### Job
Reproduce the data lines exactly, starting at the line that contains "question-text-end: 种不同的走法． xyxy=(312,814,428,833)" and ending at the line that contains "pyramid-row: 中中中中中 xyxy=(584,684,672,698)", with both of those lines included.

### Dataset extract
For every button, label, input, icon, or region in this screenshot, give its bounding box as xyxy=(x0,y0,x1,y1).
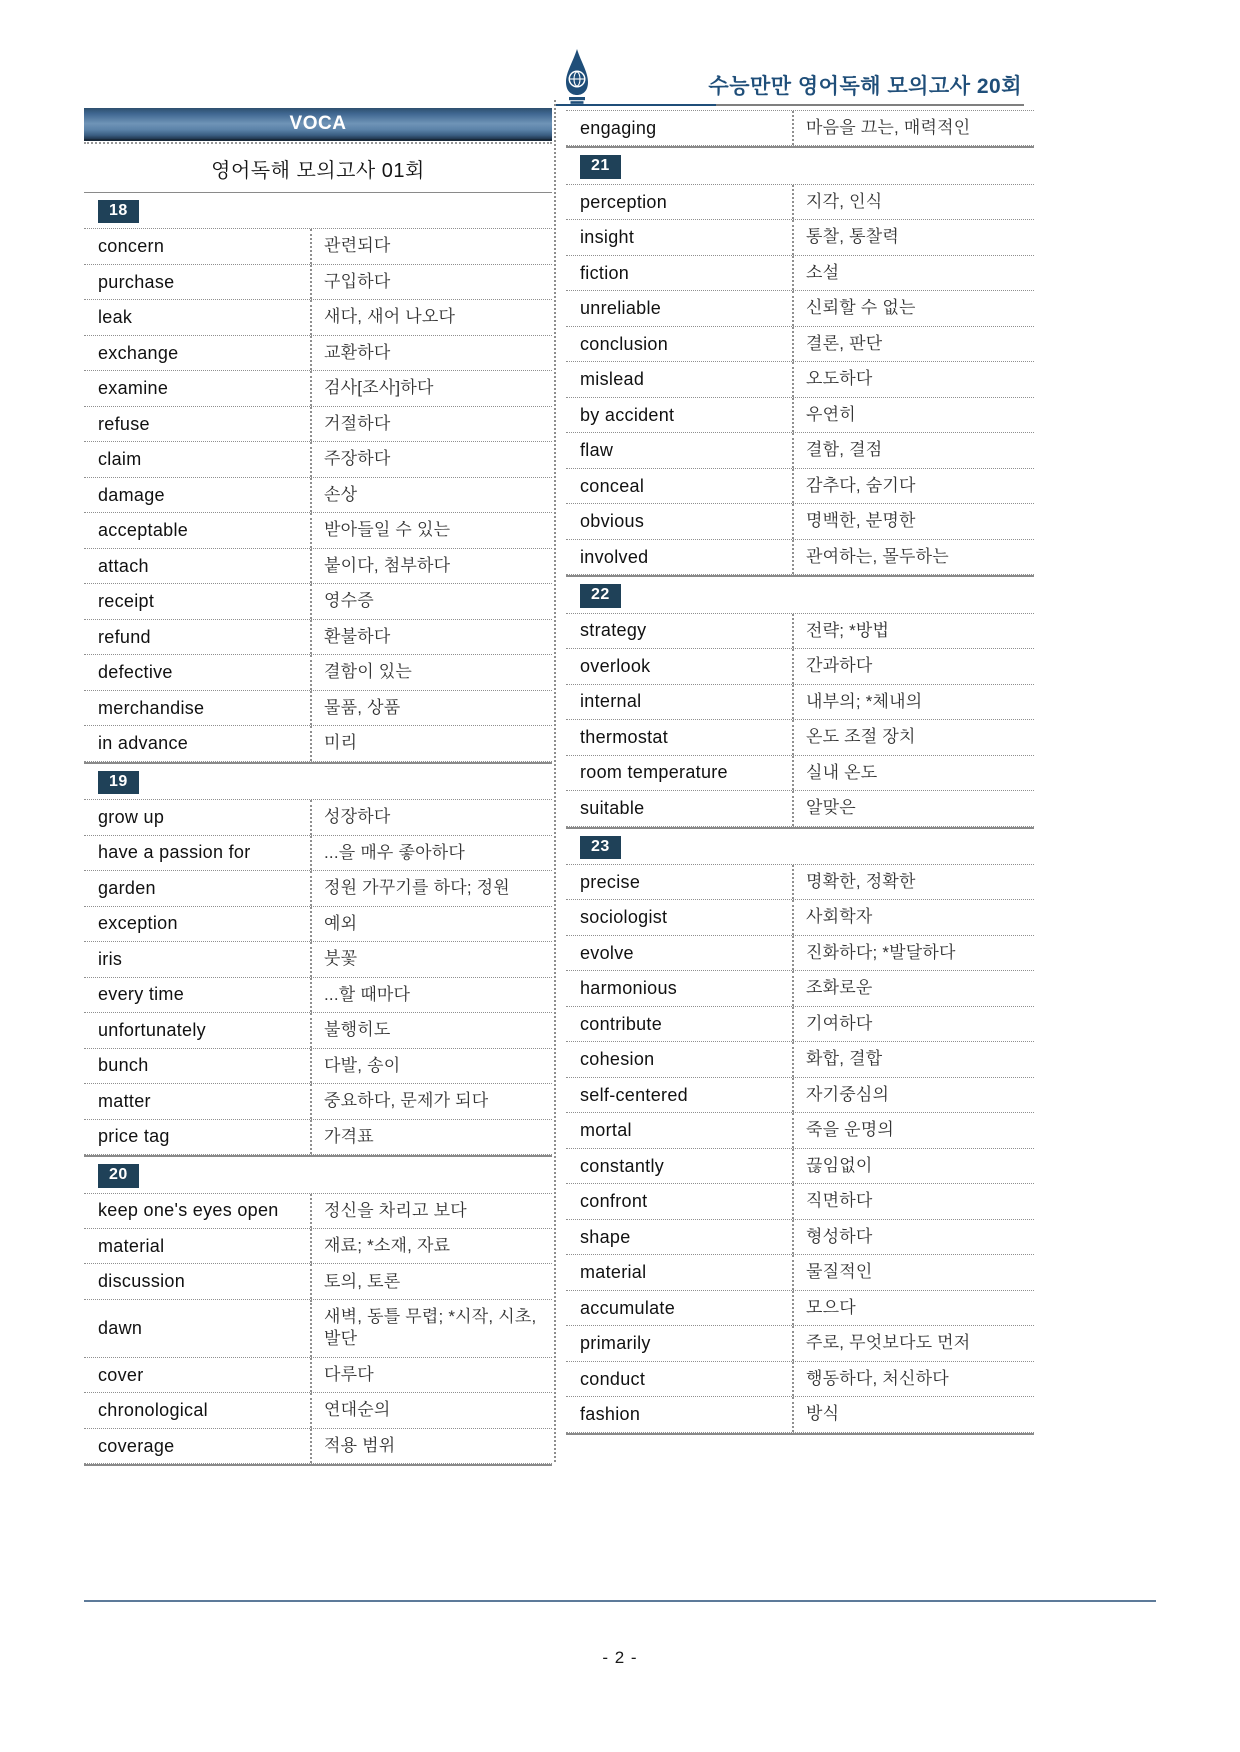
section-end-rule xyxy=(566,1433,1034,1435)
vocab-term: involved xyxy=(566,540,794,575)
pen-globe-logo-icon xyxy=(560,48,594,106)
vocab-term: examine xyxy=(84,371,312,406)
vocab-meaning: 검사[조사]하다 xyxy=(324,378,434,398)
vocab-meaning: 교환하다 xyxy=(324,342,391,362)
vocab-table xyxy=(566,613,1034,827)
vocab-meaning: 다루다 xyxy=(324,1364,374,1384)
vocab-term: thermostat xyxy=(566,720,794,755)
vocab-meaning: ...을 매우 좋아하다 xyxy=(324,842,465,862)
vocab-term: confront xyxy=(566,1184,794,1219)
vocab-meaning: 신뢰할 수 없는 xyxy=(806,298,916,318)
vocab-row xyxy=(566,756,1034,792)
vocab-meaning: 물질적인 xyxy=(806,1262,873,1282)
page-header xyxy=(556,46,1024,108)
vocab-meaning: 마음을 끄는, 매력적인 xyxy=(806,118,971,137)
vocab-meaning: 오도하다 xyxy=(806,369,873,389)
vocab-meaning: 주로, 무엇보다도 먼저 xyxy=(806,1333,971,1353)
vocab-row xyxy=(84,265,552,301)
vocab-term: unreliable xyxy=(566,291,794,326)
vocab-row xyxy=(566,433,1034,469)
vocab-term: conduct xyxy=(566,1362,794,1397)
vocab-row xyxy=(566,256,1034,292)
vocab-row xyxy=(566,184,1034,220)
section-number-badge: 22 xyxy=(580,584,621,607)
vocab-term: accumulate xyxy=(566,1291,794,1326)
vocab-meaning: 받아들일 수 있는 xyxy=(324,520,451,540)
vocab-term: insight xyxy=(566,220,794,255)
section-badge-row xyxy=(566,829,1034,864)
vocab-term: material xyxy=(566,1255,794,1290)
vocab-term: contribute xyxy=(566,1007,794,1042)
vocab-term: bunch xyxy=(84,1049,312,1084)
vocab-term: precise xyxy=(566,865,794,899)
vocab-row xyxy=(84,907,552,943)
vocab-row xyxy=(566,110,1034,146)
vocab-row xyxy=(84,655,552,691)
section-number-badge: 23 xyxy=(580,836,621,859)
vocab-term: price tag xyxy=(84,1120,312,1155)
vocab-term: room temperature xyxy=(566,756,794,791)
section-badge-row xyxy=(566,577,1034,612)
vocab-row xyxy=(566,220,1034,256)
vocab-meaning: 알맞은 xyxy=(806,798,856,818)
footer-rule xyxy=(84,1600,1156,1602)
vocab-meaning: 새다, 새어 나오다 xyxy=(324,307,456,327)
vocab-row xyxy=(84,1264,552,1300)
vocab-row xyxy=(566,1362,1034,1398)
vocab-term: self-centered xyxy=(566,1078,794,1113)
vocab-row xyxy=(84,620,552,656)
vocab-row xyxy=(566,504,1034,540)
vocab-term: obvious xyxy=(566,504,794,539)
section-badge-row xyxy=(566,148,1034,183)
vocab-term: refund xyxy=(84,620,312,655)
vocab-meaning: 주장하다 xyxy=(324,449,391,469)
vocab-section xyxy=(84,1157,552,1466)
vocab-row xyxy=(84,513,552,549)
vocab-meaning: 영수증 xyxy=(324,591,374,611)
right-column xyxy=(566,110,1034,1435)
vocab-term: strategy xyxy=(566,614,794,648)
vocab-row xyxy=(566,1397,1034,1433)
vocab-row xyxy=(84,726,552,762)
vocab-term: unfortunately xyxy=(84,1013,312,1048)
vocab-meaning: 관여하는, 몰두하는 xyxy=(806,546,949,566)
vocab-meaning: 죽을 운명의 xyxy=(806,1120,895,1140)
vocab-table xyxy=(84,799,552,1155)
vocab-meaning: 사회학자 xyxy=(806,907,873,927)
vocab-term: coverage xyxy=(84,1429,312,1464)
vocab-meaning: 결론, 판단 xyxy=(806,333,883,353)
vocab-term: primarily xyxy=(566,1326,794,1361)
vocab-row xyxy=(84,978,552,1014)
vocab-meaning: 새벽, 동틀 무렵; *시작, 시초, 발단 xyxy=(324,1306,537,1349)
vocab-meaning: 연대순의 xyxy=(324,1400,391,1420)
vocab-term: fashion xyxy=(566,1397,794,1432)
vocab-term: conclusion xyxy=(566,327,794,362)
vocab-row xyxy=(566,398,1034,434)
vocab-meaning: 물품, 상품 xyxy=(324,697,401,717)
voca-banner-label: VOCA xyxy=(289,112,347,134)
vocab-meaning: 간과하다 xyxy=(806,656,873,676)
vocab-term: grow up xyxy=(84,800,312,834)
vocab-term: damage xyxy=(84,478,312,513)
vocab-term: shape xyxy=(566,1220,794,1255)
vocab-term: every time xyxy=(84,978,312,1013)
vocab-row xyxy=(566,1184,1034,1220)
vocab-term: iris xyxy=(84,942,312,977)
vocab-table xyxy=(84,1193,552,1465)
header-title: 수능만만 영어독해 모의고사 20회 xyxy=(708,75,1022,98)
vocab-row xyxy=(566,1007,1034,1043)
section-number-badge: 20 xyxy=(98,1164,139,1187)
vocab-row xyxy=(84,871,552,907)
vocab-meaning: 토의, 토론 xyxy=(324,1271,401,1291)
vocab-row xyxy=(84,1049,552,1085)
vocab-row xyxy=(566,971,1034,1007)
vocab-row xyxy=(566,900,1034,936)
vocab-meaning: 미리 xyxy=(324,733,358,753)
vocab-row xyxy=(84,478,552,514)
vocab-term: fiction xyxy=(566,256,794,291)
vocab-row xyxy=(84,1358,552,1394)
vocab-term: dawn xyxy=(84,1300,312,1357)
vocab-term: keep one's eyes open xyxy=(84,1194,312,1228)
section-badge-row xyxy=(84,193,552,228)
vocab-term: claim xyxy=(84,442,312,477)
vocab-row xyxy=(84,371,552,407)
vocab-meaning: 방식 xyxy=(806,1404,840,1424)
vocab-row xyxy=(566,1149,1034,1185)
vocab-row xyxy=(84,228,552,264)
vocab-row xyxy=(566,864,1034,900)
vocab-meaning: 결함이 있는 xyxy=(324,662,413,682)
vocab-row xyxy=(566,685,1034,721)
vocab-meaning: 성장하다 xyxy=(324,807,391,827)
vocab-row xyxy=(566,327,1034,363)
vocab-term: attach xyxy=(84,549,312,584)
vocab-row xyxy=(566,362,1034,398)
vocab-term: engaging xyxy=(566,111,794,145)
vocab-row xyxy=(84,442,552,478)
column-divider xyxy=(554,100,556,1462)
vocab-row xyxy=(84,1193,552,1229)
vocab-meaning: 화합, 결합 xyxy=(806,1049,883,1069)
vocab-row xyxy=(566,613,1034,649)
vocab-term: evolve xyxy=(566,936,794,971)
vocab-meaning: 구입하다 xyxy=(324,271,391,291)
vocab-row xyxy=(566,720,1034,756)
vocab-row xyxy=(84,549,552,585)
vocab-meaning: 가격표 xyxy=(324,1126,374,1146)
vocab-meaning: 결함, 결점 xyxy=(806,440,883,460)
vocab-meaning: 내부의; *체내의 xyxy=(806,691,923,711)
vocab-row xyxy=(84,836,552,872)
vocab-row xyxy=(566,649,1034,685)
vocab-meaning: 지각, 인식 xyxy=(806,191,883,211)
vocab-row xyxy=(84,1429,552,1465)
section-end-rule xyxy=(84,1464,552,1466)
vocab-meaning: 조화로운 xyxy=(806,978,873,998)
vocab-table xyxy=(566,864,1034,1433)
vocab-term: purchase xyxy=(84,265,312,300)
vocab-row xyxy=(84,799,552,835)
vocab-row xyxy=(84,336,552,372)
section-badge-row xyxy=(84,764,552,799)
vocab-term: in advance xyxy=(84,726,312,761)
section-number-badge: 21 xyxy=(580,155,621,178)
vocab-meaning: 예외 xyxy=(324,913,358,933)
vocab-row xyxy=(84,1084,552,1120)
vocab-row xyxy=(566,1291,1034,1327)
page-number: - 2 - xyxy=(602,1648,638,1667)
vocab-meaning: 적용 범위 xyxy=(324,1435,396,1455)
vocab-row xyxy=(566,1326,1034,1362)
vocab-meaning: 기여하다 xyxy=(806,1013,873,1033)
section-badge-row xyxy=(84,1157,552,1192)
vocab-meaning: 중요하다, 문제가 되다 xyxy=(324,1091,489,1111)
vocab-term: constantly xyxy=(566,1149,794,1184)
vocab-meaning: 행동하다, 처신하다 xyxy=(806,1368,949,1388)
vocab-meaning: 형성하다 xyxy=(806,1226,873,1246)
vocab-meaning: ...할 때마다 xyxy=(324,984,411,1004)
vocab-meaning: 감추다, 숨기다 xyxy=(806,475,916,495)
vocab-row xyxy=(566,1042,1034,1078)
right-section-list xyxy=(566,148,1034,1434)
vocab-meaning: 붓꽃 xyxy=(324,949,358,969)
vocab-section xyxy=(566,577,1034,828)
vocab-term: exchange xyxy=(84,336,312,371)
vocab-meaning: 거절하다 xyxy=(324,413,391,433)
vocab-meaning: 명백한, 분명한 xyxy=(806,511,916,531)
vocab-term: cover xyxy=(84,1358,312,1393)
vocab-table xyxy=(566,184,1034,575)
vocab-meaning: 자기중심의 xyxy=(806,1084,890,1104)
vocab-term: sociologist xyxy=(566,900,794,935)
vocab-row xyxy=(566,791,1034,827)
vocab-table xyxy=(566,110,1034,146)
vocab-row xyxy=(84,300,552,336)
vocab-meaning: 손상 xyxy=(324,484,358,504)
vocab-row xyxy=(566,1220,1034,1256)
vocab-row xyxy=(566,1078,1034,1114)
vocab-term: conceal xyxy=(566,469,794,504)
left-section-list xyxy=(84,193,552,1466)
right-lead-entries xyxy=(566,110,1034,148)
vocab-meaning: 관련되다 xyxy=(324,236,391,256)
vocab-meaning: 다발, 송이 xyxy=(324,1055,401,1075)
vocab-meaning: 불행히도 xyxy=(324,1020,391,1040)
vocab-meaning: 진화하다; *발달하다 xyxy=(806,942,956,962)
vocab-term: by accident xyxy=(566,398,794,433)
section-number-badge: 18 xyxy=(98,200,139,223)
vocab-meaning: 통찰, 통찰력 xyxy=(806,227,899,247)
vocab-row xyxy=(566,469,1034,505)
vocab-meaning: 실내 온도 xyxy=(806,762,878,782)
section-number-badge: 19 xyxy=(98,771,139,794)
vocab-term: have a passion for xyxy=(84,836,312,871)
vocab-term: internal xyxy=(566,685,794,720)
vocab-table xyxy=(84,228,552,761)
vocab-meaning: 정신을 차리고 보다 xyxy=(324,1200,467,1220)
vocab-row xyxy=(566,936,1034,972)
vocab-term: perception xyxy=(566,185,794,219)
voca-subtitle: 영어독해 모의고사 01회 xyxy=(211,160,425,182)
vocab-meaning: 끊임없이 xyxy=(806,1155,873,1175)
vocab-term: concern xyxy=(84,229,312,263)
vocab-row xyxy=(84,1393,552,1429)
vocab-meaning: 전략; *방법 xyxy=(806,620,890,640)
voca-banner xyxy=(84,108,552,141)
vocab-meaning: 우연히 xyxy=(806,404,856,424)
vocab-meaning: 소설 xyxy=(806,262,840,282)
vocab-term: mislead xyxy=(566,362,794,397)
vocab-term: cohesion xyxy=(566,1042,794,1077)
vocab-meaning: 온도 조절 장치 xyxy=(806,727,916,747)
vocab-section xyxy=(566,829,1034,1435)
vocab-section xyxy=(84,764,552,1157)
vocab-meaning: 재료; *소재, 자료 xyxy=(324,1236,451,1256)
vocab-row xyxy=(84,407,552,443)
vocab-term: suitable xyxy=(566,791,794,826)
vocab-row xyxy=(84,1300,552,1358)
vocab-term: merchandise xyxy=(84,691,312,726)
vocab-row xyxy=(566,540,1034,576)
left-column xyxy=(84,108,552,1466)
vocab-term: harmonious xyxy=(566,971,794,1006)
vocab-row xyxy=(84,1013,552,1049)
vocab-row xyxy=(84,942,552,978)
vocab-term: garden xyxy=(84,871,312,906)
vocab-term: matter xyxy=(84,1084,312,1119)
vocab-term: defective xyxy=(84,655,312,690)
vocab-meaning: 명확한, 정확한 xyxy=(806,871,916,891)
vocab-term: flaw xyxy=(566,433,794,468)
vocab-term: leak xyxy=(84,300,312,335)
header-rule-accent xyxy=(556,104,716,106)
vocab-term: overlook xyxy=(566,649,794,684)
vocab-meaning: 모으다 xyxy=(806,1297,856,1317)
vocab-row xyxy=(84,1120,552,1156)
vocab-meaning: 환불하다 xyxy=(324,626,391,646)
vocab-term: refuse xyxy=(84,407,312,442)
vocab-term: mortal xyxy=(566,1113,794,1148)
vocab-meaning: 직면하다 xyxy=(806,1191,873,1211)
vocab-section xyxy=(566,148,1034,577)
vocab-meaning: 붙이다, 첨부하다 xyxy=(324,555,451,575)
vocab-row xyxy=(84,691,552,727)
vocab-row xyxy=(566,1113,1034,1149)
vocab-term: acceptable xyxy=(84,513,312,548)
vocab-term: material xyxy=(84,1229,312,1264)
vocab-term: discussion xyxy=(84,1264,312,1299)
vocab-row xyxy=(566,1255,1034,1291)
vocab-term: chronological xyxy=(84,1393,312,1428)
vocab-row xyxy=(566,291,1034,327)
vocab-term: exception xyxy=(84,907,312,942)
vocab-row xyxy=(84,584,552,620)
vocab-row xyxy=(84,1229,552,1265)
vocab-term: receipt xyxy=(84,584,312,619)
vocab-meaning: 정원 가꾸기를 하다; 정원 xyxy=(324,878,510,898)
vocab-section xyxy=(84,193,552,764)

...

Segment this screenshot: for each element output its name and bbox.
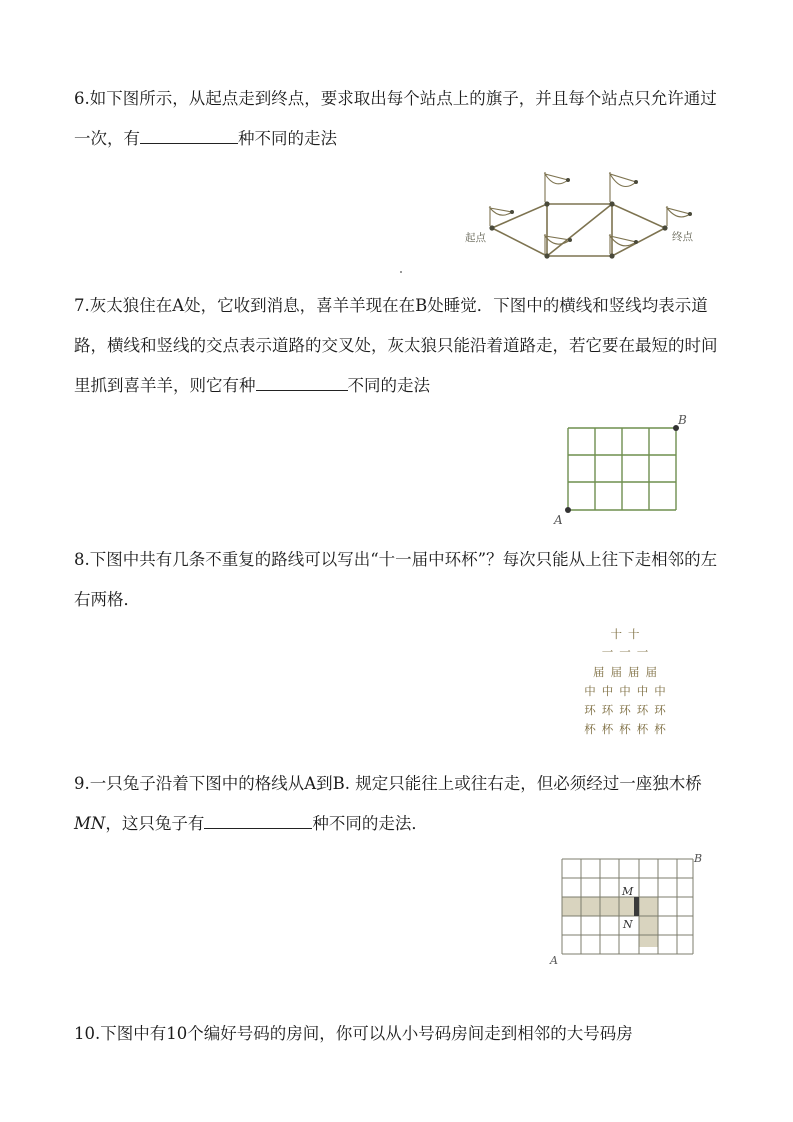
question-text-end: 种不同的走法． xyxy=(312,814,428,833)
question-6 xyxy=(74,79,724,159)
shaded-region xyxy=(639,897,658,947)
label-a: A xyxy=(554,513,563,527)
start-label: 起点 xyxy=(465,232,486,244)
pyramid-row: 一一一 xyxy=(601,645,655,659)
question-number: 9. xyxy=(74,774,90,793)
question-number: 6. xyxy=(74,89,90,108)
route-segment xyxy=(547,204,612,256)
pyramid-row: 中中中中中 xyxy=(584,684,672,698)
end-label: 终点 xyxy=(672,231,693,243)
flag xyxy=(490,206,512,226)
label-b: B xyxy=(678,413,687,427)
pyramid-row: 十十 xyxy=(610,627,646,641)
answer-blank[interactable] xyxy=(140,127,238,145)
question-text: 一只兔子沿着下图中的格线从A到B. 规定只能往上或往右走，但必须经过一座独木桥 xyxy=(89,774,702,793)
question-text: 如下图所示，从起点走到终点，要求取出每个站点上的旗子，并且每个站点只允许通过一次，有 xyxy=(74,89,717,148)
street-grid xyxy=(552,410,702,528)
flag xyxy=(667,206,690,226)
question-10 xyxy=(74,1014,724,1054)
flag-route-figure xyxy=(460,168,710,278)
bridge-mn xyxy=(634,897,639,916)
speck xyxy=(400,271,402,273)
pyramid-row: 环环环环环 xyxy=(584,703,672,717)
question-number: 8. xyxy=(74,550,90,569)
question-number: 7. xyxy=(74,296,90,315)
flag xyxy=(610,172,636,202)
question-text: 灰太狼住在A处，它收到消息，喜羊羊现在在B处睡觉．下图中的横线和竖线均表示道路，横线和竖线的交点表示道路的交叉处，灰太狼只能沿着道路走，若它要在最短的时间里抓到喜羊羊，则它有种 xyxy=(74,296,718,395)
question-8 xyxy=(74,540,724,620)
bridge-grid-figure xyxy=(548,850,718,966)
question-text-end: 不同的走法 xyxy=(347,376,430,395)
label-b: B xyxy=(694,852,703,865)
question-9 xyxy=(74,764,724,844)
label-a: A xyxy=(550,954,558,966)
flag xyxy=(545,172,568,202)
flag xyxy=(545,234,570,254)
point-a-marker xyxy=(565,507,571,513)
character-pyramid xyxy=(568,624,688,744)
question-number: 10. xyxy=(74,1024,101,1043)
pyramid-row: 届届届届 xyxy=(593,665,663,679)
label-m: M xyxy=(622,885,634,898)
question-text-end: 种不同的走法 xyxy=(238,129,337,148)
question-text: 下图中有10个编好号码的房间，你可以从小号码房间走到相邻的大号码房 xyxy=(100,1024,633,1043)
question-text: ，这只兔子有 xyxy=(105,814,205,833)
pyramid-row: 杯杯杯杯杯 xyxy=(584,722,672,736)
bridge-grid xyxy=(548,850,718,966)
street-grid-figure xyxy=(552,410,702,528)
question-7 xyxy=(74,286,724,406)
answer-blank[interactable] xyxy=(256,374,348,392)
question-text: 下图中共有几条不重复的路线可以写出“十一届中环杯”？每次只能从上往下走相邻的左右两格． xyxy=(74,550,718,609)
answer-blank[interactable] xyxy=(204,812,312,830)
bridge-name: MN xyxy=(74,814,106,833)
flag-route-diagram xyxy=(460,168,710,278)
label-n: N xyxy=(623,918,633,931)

### Answer to this problem
question-text-end: 种不同的走法． xyxy=(312,814,428,833)
question-6 xyxy=(74,79,724,159)
shaded-region xyxy=(639,897,658,947)
label-a: A xyxy=(554,513,563,527)
start-label: 起点 xyxy=(465,232,486,244)
pyramid-row: 一一一 xyxy=(601,645,655,659)
question-number: 9. xyxy=(74,774,90,793)
question-number: 6. xyxy=(74,89,90,108)
route-segment xyxy=(547,204,612,256)
pyramid-row: 中中中中中 xyxy=(584,684,672,698)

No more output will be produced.